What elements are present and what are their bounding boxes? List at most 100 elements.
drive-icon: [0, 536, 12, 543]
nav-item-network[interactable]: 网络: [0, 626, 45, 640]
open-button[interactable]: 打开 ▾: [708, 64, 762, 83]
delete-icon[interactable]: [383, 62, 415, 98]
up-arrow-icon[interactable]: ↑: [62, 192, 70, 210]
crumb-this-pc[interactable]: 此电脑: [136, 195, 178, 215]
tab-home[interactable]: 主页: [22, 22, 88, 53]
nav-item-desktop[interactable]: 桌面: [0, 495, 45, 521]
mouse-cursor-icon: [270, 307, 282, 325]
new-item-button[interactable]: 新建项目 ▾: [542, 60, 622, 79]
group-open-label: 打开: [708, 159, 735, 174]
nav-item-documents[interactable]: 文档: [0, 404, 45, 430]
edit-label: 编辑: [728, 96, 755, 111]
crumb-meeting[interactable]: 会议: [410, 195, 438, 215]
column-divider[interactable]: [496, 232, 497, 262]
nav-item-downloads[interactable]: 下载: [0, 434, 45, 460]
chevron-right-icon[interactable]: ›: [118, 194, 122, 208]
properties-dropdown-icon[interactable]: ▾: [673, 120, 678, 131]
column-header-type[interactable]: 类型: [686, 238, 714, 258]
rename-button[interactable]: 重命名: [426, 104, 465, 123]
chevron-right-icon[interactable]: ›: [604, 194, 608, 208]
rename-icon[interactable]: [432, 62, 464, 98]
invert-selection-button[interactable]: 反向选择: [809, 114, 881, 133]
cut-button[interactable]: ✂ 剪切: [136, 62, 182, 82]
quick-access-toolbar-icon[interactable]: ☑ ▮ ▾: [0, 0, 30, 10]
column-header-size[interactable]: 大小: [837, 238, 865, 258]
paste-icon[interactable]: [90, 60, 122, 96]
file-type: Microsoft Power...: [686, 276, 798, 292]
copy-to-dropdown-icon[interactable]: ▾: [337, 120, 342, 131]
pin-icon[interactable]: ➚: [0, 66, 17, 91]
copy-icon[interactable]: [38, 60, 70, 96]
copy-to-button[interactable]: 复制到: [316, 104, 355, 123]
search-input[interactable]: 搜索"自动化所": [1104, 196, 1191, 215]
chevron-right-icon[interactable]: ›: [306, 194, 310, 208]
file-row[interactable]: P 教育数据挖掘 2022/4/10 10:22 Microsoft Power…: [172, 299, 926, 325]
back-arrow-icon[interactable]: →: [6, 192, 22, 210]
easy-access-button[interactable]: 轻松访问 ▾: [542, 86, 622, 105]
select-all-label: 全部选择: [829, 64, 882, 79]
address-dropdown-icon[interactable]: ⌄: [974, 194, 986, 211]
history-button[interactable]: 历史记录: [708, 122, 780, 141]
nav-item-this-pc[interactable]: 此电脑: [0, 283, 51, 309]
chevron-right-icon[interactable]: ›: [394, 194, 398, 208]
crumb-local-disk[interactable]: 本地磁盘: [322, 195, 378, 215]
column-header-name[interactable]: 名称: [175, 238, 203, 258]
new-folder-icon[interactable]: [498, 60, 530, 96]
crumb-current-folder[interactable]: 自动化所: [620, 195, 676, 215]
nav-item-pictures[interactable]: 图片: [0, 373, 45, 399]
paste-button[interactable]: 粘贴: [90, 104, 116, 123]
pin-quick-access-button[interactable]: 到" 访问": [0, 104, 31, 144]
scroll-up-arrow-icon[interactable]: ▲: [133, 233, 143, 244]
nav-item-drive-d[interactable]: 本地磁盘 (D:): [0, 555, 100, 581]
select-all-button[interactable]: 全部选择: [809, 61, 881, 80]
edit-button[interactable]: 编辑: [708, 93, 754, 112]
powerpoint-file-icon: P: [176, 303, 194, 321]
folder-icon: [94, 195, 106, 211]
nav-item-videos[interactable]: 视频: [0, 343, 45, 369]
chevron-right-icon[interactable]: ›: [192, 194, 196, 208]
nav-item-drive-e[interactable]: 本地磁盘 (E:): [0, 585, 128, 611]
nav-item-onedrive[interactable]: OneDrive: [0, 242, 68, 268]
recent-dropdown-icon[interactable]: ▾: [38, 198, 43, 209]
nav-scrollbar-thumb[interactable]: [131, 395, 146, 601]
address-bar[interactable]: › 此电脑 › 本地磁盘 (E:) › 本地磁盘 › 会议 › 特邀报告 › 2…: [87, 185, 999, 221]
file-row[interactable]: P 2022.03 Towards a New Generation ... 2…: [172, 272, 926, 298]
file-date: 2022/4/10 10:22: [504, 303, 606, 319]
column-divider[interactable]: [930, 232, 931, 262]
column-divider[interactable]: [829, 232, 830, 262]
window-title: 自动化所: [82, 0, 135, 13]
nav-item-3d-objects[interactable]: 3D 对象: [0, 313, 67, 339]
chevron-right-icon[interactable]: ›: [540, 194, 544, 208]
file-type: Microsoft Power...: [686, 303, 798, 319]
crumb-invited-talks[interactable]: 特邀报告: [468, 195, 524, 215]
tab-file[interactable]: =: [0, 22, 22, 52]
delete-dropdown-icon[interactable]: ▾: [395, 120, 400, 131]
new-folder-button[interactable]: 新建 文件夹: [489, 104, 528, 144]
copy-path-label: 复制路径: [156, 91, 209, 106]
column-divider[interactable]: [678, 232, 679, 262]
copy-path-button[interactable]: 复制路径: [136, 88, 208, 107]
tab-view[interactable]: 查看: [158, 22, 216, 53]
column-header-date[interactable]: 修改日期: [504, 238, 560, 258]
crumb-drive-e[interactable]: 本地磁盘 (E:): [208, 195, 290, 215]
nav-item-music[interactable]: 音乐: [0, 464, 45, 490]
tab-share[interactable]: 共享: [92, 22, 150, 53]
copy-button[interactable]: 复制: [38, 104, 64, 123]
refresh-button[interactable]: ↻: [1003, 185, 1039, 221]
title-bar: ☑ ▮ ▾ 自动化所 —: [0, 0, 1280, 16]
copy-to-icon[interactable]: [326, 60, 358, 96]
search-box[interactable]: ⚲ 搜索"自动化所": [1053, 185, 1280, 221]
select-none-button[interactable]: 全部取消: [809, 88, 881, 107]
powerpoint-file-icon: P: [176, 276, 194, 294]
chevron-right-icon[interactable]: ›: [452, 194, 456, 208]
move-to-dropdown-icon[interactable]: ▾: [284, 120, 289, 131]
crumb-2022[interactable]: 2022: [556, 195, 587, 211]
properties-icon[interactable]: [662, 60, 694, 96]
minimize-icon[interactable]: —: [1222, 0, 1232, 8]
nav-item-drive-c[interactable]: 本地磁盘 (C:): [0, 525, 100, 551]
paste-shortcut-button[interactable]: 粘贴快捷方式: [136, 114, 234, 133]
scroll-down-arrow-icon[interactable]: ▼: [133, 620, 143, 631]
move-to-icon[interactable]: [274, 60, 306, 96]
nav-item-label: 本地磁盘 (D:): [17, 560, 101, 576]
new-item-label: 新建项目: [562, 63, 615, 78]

STATED TASK
Present the lines of the material from its first line through the line containing "delete-icon[interactable]: [383, 62, 415, 98]", inclusive, as a Markdown table with columns Row and Entry, omitting blank lines and numbering each row.

EXERCISE SOLUTION
| Row | Entry |
|---|---|
| 1 | What elements are present and what are their bounding boxes? List at most 100 elements. |
| 2 | drive-icon: [0, 536, 12, 543] |
| 3 | nav-item-network[interactable]: 网络: [0, 626, 45, 640] |
| 4 | open-button[interactable]: 打开 ▾: [708, 64, 762, 83] |
| 5 | delete-icon[interactable]: [383, 62, 415, 98] |